Data records
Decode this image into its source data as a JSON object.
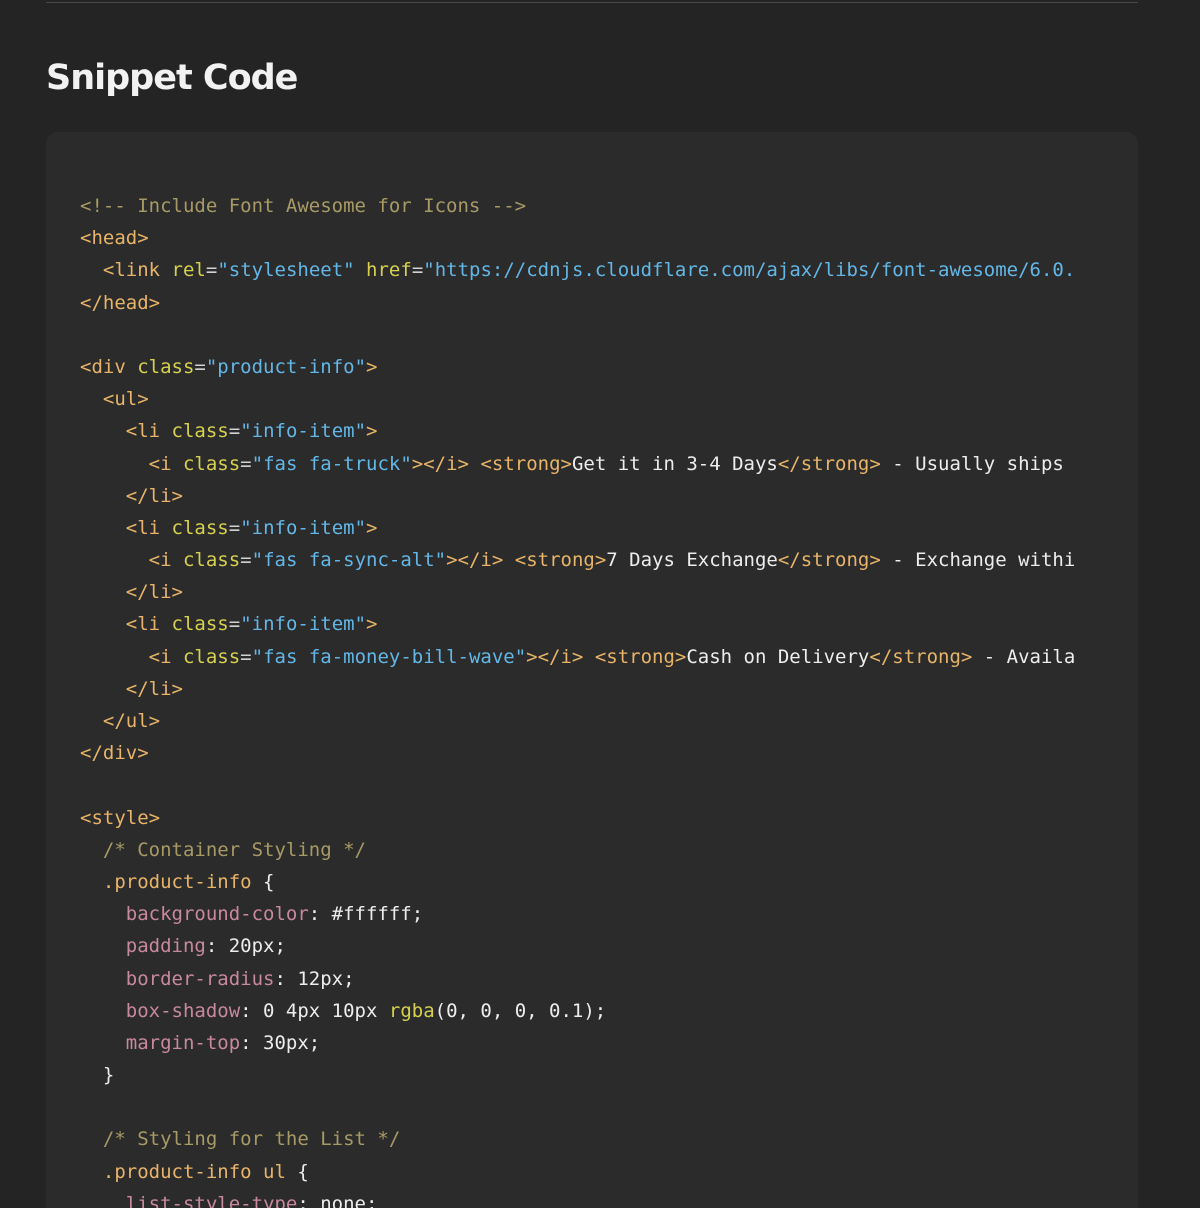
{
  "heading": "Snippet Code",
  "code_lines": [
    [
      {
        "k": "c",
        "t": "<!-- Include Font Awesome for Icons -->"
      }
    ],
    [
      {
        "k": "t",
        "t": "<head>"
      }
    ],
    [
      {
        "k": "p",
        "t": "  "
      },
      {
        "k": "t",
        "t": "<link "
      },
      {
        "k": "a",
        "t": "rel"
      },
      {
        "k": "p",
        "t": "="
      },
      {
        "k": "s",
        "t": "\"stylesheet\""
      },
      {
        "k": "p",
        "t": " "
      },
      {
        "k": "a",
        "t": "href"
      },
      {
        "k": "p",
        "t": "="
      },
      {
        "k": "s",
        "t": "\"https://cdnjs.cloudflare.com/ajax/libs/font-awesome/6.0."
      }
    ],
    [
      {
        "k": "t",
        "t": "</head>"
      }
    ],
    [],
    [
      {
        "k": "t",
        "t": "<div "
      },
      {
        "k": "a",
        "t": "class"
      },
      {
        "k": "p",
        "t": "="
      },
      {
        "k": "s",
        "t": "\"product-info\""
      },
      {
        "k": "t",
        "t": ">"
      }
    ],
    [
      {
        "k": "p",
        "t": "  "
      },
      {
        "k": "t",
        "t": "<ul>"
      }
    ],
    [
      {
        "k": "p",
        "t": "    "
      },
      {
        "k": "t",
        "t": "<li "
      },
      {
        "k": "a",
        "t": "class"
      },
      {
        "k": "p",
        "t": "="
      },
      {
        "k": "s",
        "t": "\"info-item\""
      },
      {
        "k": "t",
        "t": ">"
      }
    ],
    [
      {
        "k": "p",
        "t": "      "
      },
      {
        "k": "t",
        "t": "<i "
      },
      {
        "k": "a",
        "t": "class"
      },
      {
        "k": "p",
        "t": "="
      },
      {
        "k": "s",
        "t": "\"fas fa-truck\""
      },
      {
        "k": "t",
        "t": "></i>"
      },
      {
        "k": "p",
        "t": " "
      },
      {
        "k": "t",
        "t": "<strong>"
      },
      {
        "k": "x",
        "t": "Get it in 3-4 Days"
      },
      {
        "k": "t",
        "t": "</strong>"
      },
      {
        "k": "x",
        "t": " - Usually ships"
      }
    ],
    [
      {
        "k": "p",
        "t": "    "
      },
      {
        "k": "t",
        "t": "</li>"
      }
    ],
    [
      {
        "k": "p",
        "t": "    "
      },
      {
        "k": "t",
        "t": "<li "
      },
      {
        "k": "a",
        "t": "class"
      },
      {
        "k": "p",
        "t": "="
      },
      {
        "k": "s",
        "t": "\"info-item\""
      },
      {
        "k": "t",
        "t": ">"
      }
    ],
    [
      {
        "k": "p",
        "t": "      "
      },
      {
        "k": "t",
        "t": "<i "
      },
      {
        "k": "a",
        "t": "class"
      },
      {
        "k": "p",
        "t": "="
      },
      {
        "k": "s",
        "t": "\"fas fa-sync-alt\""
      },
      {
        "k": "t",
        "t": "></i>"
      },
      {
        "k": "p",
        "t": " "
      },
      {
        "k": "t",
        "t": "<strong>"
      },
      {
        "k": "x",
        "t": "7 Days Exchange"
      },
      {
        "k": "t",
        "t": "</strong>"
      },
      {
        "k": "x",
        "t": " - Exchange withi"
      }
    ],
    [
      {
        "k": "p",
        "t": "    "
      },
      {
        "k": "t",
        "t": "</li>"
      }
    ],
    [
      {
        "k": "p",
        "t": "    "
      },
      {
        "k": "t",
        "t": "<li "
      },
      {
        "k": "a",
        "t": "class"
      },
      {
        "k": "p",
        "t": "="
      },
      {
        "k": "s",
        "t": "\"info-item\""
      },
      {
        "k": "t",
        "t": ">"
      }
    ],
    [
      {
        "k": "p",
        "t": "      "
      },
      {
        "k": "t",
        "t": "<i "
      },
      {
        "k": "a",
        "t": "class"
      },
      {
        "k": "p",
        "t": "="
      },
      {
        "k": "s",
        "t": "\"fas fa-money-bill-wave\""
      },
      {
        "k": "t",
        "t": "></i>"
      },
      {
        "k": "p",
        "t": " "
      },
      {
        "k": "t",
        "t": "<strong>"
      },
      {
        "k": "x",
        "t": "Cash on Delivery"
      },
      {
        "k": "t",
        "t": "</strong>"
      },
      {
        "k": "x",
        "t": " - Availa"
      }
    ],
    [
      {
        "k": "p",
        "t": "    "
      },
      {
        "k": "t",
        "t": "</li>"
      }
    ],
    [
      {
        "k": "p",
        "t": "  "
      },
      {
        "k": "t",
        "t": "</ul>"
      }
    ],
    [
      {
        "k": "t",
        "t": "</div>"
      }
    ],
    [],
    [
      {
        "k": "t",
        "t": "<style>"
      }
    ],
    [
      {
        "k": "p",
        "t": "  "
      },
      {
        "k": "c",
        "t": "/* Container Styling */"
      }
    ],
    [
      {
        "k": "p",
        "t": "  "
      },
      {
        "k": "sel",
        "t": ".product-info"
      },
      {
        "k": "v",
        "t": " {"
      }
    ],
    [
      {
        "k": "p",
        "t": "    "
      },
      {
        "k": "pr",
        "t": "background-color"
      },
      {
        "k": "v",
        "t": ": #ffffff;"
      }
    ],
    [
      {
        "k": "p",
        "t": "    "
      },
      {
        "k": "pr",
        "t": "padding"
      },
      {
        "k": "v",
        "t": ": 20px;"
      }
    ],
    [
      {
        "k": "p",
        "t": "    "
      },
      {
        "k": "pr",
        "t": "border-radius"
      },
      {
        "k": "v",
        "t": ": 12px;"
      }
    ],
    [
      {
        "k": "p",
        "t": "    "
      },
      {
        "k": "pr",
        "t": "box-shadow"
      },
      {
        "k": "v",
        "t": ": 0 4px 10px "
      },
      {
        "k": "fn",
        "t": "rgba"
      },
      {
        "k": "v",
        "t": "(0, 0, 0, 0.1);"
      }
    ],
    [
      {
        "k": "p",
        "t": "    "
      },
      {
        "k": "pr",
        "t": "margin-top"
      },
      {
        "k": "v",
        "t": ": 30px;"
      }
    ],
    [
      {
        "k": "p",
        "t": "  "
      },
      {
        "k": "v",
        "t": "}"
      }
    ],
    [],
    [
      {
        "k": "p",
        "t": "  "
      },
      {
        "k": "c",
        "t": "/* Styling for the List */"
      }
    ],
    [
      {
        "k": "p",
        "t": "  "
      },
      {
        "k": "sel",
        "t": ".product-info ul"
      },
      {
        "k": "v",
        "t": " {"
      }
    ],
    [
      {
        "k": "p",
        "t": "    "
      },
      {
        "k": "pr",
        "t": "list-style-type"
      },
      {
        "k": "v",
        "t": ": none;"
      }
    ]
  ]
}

_REQUEST:_ Copy the data character for character, but drop all pictures from the copy.

_EXPECTED ANSWER:_
Decode this image into its source data as a JSON object.
{
  "heading": "Snippet Code",
  "code_lines": [
    [
      {
        "k": "c",
        "t": "<!-- Include Font Awesome for Icons -->"
      }
    ],
    [
      {
        "k": "t",
        "t": "<head>"
      }
    ],
    [
      {
        "k": "p",
        "t": "  "
      },
      {
        "k": "t",
        "t": "<link "
      },
      {
        "k": "a",
        "t": "rel"
      },
      {
        "k": "p",
        "t": "="
      },
      {
        "k": "s",
        "t": "\"stylesheet\""
      },
      {
        "k": "p",
        "t": " "
      },
      {
        "k": "a",
        "t": "href"
      },
      {
        "k": "p",
        "t": "="
      },
      {
        "k": "s",
        "t": "\"https://cdnjs.cloudflare.com/ajax/libs/font-awesome/6.0."
      }
    ],
    [
      {
        "k": "t",
        "t": "</head>"
      }
    ],
    [],
    [
      {
        "k": "t",
        "t": "<div "
      },
      {
        "k": "a",
        "t": "class"
      },
      {
        "k": "p",
        "t": "="
      },
      {
        "k": "s",
        "t": "\"product-info\""
      },
      {
        "k": "t",
        "t": ">"
      }
    ],
    [
      {
        "k": "p",
        "t": "  "
      },
      {
        "k": "t",
        "t": "<ul>"
      }
    ],
    [
      {
        "k": "p",
        "t": "    "
      },
      {
        "k": "t",
        "t": "<li "
      },
      {
        "k": "a",
        "t": "class"
      },
      {
        "k": "p",
        "t": "="
      },
      {
        "k": "s",
        "t": "\"info-item\""
      },
      {
        "k": "t",
        "t": ">"
      }
    ],
    [
      {
        "k": "p",
        "t": "      "
      },
      {
        "k": "t",
        "t": "<i "
      },
      {
        "k": "a",
        "t": "class"
      },
      {
        "k": "p",
        "t": "="
      },
      {
        "k": "s",
        "t": "\"fas fa-truck\""
      },
      {
        "k": "t",
        "t": "></i>"
      },
      {
        "k": "p",
        "t": " "
      },
      {
        "k": "t",
        "t": "<strong>"
      },
      {
        "k": "x",
        "t": "Get it in 3-4 Days"
      },
      {
        "k": "t",
        "t": "</strong>"
      },
      {
        "k": "x",
        "t": " - Usually ships"
      }
    ],
    [
      {
        "k": "p",
        "t": "    "
      },
      {
        "k": "t",
        "t": "</li>"
      }
    ],
    [
      {
        "k": "p",
        "t": "    "
      },
      {
        "k": "t",
        "t": "<li "
      },
      {
        "k": "a",
        "t": "class"
      },
      {
        "k": "p",
        "t": "="
      },
      {
        "k": "s",
        "t": "\"info-item\""
      },
      {
        "k": "t",
        "t": ">"
      }
    ],
    [
      {
        "k": "p",
        "t": "      "
      },
      {
        "k": "t",
        "t": "<i "
      },
      {
        "k": "a",
        "t": "class"
      },
      {
        "k": "p",
        "t": "="
      },
      {
        "k": "s",
        "t": "\"fas fa-sync-alt\""
      },
      {
        "k": "t",
        "t": "></i>"
      },
      {
        "k": "p",
        "t": " "
      },
      {
        "k": "t",
        "t": "<strong>"
      },
      {
        "k": "x",
        "t": "7 Days Exchange"
      },
      {
        "k": "t",
        "t": "</strong>"
      },
      {
        "k": "x",
        "t": " - Exchange withi"
      }
    ],
    [
      {
        "k": "p",
        "t": "    "
      },
      {
        "k": "t",
        "t": "</li>"
      }
    ],
    [
      {
        "k": "p",
        "t": "    "
      },
      {
        "k": "t",
        "t": "<li "
      },
      {
        "k": "a",
        "t": "class"
      },
      {
        "k": "p",
        "t": "="
      },
      {
        "k": "s",
        "t": "\"info-item\""
      },
      {
        "k": "t",
        "t": ">"
      }
    ],
    [
      {
        "k": "p",
        "t": "      "
      },
      {
        "k": "t",
        "t": "<i "
      },
      {
        "k": "a",
        "t": "class"
      },
      {
        "k": "p",
        "t": "="
      },
      {
        "k": "s",
        "t": "\"fas fa-money-bill-wave\""
      },
      {
        "k": "t",
        "t": "></i>"
      },
      {
        "k": "p",
        "t": " "
      },
      {
        "k": "t",
        "t": "<strong>"
      },
      {
        "k": "x",
        "t": "Cash on Delivery"
      },
      {
        "k": "t",
        "t": "</strong>"
      },
      {
        "k": "x",
        "t": " - Availa"
      }
    ],
    [
      {
        "k": "p",
        "t": "    "
      },
      {
        "k": "t",
        "t": "</li>"
      }
    ],
    [
      {
        "k": "p",
        "t": "  "
      },
      {
        "k": "t",
        "t": "</ul>"
      }
    ],
    [
      {
        "k": "t",
        "t": "</div>"
      }
    ],
    [],
    [
      {
        "k": "t",
        "t": "<style>"
      }
    ],
    [
      {
        "k": "p",
        "t": "  "
      },
      {
        "k": "c",
        "t": "/* Container Styling */"
      }
    ],
    [
      {
        "k": "p",
        "t": "  "
      },
      {
        "k": "sel",
        "t": ".product-info"
      },
      {
        "k": "v",
        "t": " {"
      }
    ],
    [
      {
        "k": "p",
        "t": "    "
      },
      {
        "k": "pr",
        "t": "background-color"
      },
      {
        "k": "v",
        "t": ": #ffffff;"
      }
    ],
    [
      {
        "k": "p",
        "t": "    "
      },
      {
        "k": "pr",
        "t": "padding"
      },
      {
        "k": "v",
        "t": ": 20px;"
      }
    ],
    [
      {
        "k": "p",
        "t": "    "
      },
      {
        "k": "pr",
        "t": "border-radius"
      },
      {
        "k": "v",
        "t": ": 12px;"
      }
    ],
    [
      {
        "k": "p",
        "t": "    "
      },
      {
        "k": "pr",
        "t": "box-shadow"
      },
      {
        "k": "v",
        "t": ": 0 4px 10px "
      },
      {
        "k": "fn",
        "t": "rgba"
      },
      {
        "k": "v",
        "t": "(0, 0, 0, 0.1);"
      }
    ],
    [
      {
        "k": "p",
        "t": "    "
      },
      {
        "k": "pr",
        "t": "margin-top"
      },
      {
        "k": "v",
        "t": ": 30px;"
      }
    ],
    [
      {
        "k": "p",
        "t": "  "
      },
      {
        "k": "v",
        "t": "}"
      }
    ],
    [],
    [
      {
        "k": "p",
        "t": "  "
      },
      {
        "k": "c",
        "t": "/* Styling for the List */"
      }
    ],
    [
      {
        "k": "p",
        "t": "  "
      },
      {
        "k": "sel",
        "t": ".product-info ul"
      },
      {
        "k": "v",
        "t": " {"
      }
    ],
    [
      {
        "k": "p",
        "t": "    "
      },
      {
        "k": "pr",
        "t": "list-style-type"
      },
      {
        "k": "v",
        "t": ": none;"
      }
    ]
  ]
}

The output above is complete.